» PROVIDED RECORDS:

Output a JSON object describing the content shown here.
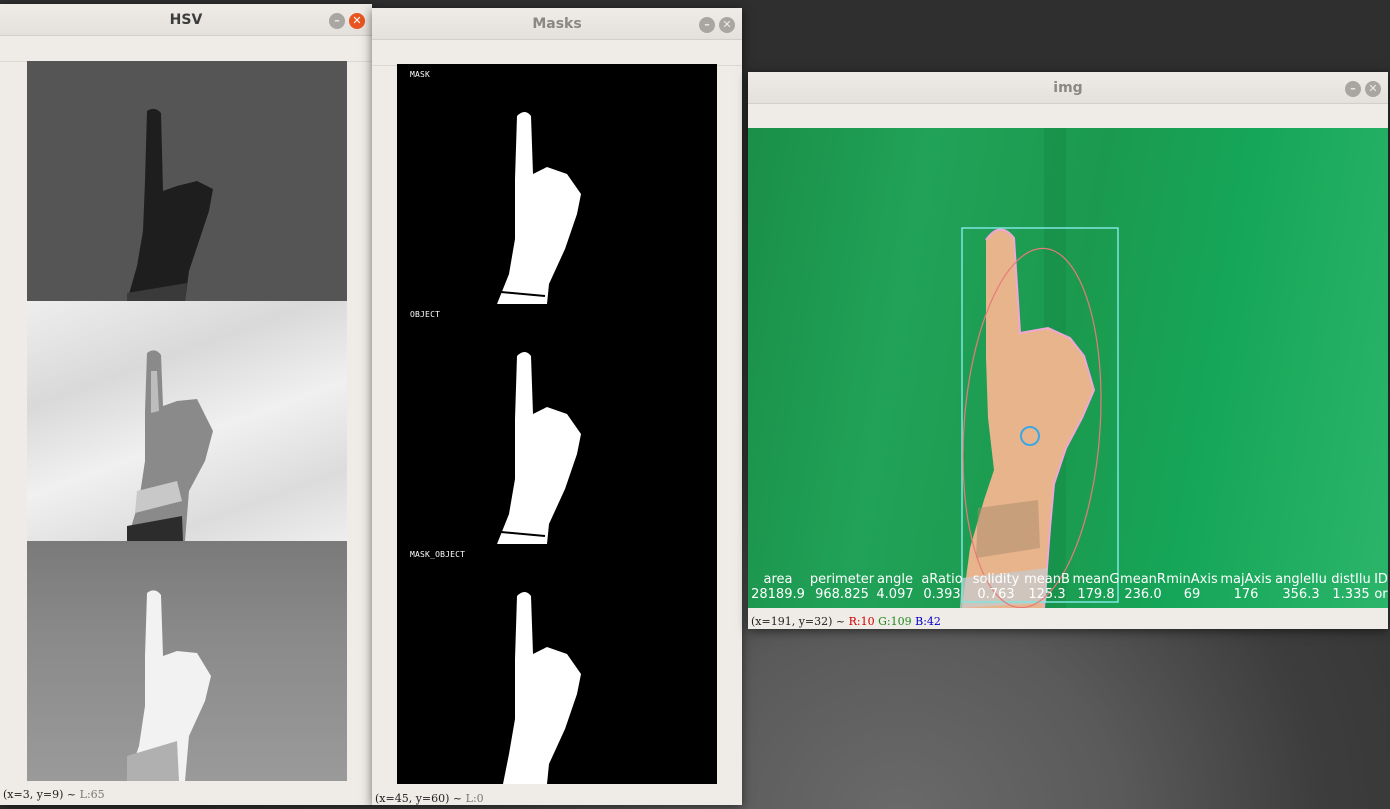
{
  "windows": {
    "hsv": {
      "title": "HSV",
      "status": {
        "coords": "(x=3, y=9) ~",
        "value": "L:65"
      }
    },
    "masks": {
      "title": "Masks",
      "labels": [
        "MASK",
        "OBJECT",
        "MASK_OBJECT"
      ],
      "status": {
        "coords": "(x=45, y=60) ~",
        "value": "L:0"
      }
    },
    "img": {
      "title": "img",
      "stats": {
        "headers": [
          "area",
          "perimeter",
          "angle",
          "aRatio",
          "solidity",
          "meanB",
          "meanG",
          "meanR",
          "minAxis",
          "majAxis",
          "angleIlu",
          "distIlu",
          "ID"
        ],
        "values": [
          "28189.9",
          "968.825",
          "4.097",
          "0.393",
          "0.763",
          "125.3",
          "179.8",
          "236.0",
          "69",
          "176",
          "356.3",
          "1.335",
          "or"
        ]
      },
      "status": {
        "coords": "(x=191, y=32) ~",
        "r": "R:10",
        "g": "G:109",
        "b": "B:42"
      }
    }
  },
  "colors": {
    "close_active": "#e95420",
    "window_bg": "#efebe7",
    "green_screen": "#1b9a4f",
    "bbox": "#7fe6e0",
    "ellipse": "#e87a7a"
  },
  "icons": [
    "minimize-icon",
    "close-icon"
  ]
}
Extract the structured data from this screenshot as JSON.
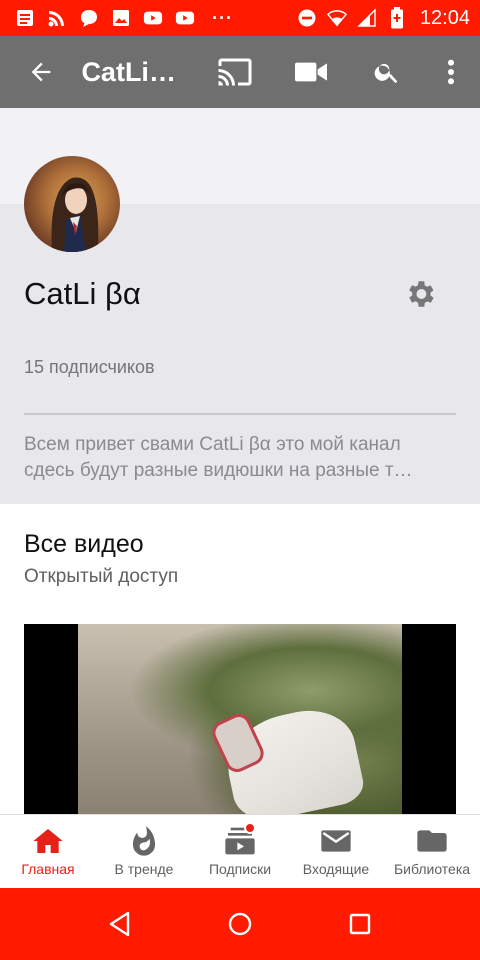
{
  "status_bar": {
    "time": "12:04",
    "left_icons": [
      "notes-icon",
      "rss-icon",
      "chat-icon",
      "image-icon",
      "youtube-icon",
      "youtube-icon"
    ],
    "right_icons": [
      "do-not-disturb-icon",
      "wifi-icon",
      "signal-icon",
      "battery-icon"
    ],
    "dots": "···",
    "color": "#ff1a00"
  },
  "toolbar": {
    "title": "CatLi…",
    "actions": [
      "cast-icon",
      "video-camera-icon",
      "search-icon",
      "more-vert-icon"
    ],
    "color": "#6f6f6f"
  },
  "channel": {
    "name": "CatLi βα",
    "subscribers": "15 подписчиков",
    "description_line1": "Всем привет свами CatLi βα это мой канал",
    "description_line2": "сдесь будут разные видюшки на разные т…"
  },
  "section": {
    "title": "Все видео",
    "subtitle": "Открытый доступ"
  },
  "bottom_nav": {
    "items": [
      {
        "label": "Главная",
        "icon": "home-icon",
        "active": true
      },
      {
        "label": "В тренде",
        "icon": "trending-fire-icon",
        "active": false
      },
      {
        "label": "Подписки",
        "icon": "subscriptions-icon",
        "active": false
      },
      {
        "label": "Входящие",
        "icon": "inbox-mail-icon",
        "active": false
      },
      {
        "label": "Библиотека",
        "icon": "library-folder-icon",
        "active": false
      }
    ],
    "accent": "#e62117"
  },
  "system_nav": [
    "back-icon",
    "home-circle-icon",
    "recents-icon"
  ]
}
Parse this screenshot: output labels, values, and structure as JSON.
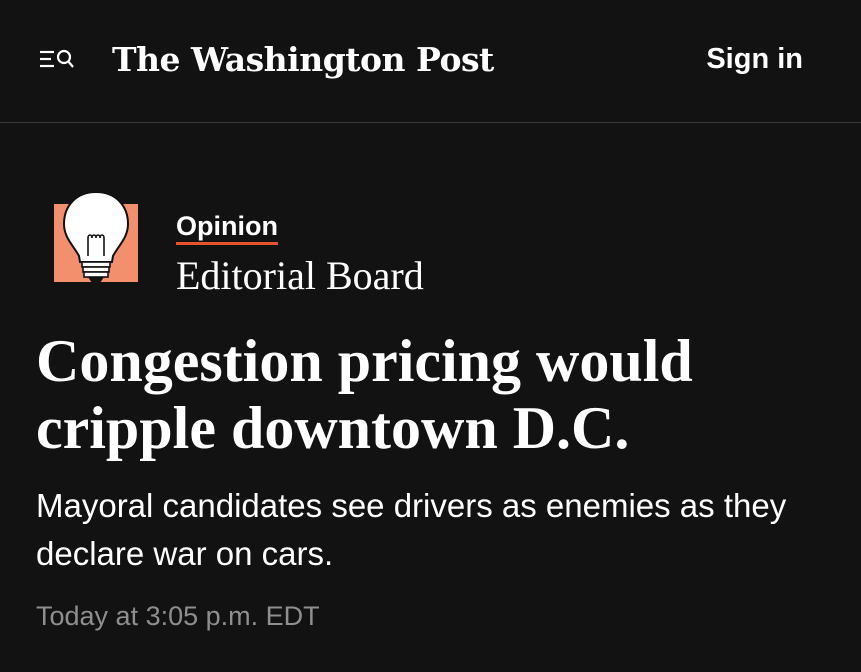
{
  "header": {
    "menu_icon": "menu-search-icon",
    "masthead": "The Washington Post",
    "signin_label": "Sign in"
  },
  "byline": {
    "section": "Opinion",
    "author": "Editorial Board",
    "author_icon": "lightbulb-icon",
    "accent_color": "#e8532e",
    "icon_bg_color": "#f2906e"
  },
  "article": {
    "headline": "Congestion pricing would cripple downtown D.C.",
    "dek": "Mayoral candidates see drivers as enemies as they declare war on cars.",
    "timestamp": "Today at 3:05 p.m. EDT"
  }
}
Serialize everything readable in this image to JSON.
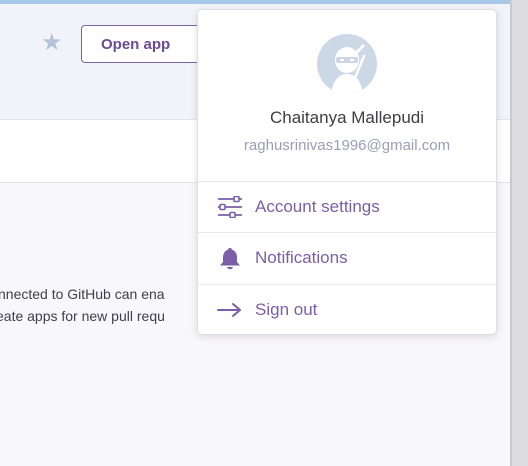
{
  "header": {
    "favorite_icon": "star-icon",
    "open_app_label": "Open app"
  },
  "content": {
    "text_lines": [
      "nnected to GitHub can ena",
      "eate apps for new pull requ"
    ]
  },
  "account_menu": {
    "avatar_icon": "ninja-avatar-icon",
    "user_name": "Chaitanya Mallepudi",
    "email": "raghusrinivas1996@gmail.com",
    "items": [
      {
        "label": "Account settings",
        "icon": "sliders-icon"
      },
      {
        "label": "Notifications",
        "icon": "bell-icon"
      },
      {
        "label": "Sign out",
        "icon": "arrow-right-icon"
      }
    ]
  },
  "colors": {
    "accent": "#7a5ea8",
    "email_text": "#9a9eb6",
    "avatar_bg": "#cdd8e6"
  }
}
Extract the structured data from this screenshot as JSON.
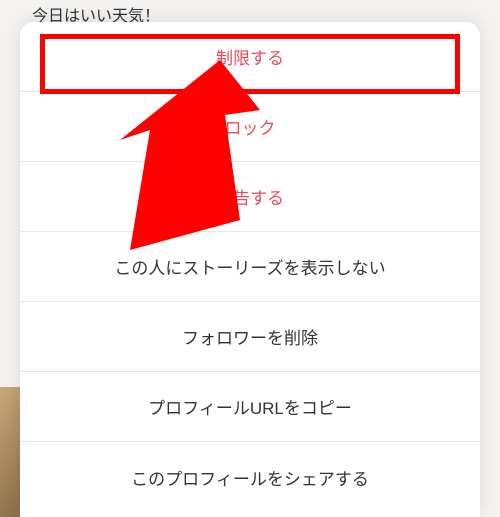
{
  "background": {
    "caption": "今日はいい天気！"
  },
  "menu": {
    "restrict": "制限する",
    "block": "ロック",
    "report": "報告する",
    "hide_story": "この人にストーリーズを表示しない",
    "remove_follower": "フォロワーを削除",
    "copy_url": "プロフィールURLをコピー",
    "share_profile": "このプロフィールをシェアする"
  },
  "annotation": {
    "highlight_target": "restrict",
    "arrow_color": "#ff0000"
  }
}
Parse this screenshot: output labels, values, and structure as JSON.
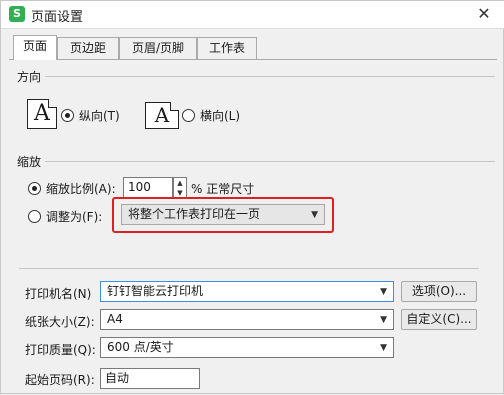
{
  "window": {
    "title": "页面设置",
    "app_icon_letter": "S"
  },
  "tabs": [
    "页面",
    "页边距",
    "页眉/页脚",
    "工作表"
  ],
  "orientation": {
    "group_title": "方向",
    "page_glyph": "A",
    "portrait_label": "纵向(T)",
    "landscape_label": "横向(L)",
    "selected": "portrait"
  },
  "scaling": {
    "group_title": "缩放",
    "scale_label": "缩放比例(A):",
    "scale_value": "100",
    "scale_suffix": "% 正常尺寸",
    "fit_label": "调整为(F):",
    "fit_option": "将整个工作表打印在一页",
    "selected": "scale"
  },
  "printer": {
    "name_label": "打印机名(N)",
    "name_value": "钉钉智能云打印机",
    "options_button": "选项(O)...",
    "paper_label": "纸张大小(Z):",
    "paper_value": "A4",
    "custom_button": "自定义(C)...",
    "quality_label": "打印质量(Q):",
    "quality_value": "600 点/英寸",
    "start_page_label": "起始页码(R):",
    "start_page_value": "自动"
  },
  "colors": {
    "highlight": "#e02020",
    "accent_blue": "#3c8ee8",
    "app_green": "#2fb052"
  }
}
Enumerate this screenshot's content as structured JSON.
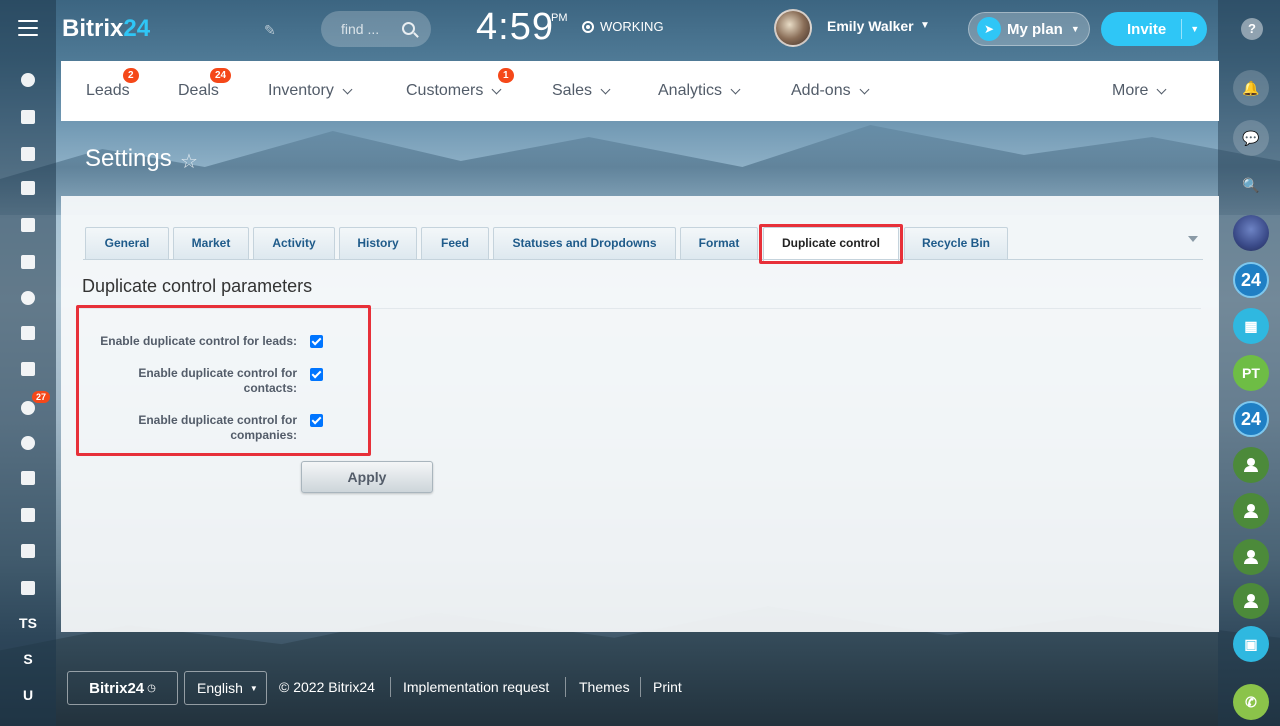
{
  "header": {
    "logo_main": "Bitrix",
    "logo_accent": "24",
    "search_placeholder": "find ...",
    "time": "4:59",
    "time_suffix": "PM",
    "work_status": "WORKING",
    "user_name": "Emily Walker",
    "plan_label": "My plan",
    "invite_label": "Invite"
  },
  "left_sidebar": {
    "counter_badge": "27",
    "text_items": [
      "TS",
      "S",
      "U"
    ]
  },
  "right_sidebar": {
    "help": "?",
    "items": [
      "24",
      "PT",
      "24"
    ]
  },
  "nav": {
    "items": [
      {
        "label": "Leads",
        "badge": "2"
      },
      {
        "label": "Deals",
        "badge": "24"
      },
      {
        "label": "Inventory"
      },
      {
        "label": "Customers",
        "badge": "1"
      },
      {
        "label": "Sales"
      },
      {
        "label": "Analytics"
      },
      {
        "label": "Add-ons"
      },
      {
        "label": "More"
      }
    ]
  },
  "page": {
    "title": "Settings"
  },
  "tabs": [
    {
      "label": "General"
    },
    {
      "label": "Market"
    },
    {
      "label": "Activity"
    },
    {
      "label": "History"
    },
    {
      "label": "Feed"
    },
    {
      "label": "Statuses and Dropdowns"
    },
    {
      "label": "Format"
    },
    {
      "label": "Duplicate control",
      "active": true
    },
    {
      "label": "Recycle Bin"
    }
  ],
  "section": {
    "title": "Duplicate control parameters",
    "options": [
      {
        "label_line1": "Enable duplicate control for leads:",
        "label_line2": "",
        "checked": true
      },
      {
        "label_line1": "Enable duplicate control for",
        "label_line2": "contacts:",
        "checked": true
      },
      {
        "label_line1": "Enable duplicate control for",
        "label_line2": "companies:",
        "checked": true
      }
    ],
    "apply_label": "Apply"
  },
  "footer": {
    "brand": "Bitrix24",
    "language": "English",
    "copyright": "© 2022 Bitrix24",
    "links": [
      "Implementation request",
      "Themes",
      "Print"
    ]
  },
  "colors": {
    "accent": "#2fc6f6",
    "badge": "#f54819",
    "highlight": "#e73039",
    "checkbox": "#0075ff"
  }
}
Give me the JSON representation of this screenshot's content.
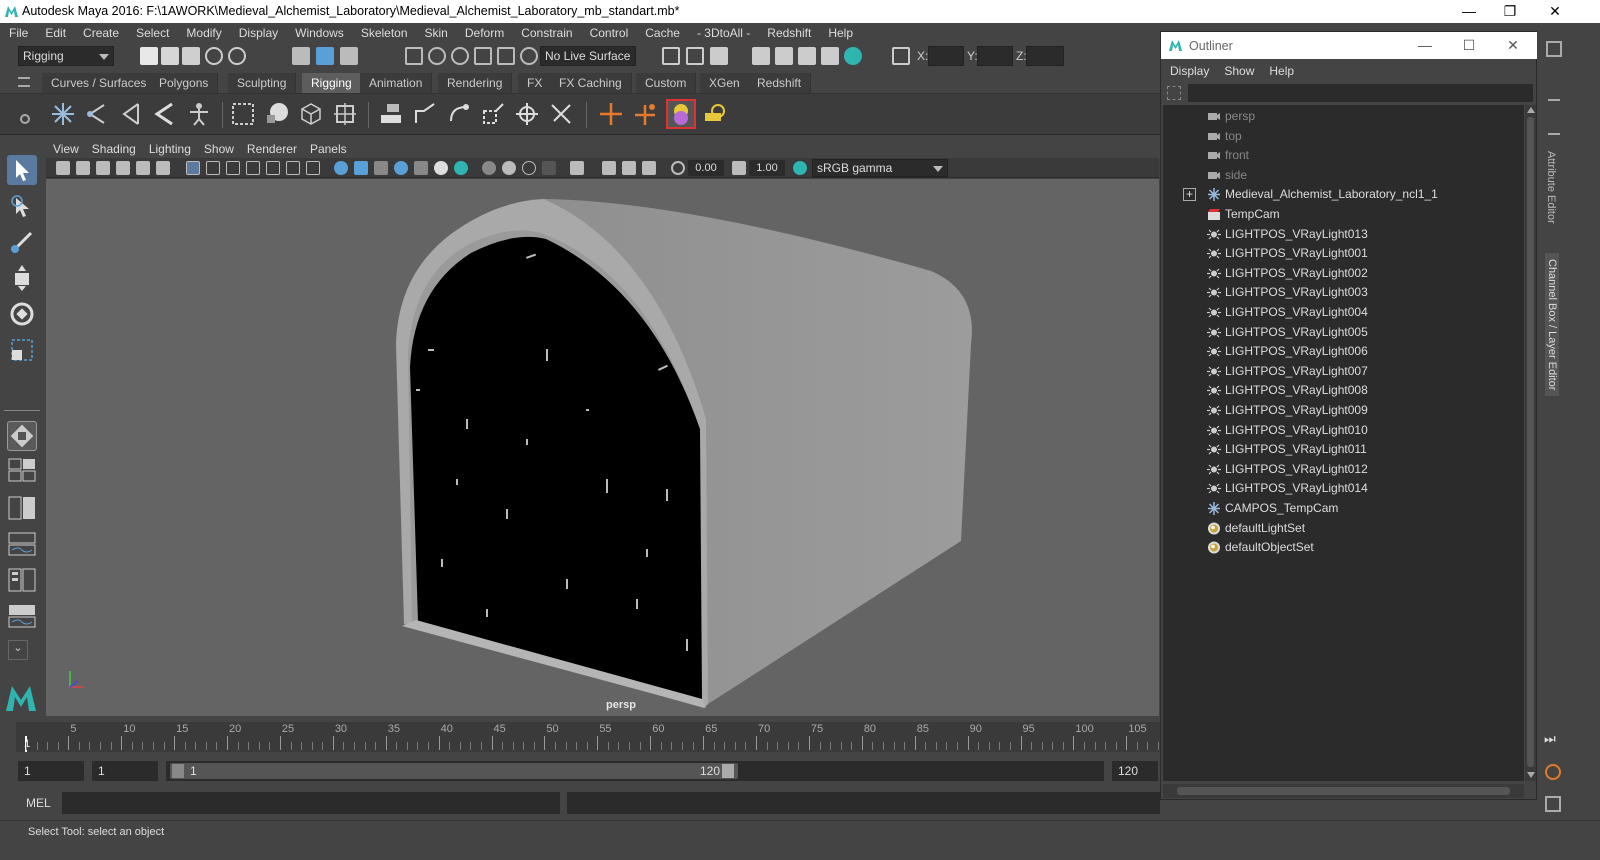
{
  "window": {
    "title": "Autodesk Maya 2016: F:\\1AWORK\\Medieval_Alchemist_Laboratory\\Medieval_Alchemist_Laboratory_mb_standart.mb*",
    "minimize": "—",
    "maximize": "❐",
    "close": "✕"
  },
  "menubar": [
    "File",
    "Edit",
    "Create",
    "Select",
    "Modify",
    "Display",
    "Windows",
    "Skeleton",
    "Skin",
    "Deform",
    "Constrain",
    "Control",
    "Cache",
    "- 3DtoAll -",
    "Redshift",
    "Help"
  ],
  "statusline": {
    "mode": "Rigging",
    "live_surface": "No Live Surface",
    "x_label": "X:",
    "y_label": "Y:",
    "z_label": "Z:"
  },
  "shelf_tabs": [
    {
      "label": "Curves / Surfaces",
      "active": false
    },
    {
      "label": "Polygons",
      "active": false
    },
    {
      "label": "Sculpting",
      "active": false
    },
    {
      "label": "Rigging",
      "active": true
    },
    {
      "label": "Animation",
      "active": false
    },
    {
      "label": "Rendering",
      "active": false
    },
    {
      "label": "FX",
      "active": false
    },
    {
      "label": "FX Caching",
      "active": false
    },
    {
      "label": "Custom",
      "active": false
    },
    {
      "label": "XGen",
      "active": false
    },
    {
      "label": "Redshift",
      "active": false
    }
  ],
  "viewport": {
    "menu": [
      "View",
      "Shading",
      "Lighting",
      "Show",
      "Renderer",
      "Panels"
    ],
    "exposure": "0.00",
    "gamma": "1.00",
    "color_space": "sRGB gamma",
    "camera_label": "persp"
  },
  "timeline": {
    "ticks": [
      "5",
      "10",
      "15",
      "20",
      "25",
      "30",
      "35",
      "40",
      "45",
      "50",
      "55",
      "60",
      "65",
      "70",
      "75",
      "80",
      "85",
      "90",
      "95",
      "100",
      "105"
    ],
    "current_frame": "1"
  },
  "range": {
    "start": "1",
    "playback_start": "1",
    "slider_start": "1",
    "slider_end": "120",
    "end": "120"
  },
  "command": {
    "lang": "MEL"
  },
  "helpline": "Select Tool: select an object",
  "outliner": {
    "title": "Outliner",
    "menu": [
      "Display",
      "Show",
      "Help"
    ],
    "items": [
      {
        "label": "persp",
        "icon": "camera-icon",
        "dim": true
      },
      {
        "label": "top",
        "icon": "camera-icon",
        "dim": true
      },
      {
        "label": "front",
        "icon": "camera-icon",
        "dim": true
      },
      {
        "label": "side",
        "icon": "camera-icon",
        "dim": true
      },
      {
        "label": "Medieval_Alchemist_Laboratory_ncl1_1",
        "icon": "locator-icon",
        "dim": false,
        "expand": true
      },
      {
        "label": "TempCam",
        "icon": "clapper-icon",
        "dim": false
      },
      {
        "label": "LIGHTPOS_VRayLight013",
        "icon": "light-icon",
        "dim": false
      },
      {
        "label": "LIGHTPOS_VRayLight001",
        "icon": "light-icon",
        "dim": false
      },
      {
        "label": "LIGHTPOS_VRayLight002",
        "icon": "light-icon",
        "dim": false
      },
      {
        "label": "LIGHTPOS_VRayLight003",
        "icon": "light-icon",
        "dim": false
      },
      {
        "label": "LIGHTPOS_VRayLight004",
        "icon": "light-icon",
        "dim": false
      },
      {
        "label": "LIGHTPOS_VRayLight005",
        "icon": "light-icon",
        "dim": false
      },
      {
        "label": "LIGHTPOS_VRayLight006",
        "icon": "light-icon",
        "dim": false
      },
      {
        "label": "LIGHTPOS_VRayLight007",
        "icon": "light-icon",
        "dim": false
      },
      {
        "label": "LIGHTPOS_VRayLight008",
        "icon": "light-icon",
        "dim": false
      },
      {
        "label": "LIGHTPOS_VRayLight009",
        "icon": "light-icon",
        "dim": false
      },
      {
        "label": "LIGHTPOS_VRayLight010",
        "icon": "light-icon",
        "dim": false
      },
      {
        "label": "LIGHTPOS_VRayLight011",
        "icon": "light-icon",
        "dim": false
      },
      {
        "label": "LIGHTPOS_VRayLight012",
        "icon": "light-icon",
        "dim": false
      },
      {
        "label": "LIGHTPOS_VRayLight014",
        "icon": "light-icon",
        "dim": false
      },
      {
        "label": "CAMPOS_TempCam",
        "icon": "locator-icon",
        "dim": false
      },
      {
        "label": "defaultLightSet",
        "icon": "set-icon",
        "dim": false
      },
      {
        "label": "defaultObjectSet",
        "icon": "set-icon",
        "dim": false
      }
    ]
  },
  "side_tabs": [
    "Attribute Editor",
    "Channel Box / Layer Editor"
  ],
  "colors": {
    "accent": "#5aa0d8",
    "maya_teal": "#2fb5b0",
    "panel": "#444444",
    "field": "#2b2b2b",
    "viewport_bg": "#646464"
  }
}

» YOUR OBJECTIVE: Return every line holding the word "coords" from the records.

» SOLUTION FOR THIS PROBLEM:
        "coords": "(x=3, y=9) ~",
        "coords": "(x=45, y=60) ~",
        "coords": "(x=191, y=32) ~",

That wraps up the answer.